* Data extracted from a collection:
+===+
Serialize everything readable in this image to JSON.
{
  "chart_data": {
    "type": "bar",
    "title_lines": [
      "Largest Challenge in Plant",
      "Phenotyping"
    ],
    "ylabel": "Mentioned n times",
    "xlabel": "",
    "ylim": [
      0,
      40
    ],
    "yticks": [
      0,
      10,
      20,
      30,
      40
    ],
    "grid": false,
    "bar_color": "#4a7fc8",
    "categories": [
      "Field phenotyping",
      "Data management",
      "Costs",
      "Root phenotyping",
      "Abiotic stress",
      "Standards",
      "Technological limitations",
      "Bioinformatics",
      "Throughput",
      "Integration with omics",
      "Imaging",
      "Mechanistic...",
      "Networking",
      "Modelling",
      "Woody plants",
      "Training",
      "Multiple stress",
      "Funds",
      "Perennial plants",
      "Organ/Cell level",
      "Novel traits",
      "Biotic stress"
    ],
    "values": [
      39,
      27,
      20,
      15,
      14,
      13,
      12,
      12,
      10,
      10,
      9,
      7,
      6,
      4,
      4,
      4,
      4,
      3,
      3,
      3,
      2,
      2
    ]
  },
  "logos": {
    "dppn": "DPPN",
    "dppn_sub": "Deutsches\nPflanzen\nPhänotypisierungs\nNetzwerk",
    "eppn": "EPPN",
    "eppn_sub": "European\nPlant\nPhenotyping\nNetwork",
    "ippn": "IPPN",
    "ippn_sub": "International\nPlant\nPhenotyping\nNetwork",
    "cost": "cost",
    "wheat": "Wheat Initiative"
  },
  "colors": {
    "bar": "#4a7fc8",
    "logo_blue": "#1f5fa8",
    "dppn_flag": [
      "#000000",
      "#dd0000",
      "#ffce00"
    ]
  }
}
+===+
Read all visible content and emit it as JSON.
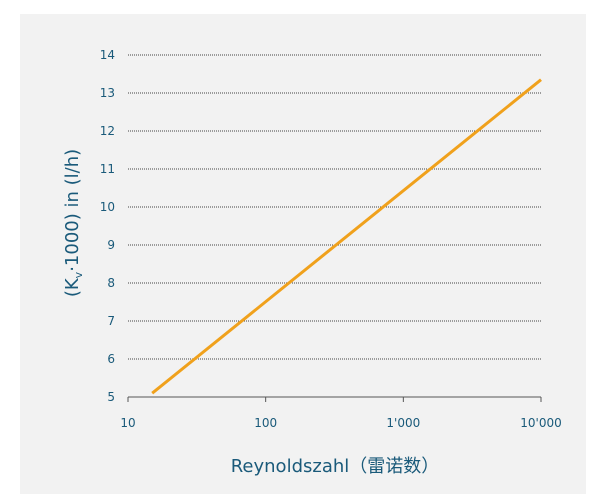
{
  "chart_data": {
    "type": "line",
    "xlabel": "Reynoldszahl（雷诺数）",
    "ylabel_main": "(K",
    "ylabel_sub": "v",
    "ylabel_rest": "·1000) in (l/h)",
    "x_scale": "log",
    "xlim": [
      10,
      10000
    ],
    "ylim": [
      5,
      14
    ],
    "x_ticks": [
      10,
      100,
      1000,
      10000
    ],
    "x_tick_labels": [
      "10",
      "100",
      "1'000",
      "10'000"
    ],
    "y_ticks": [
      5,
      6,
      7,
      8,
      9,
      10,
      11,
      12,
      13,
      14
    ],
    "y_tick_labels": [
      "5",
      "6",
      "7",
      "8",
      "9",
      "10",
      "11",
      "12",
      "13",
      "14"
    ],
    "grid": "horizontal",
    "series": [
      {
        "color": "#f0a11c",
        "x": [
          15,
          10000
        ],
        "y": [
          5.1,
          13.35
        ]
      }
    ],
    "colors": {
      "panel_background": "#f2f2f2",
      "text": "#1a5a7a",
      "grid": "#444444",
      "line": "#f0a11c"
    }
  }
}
+===+
* Problem to work on:
Count how many lines of the listing above include "nNetwork" and report that number alone.

* Solution for this task:
2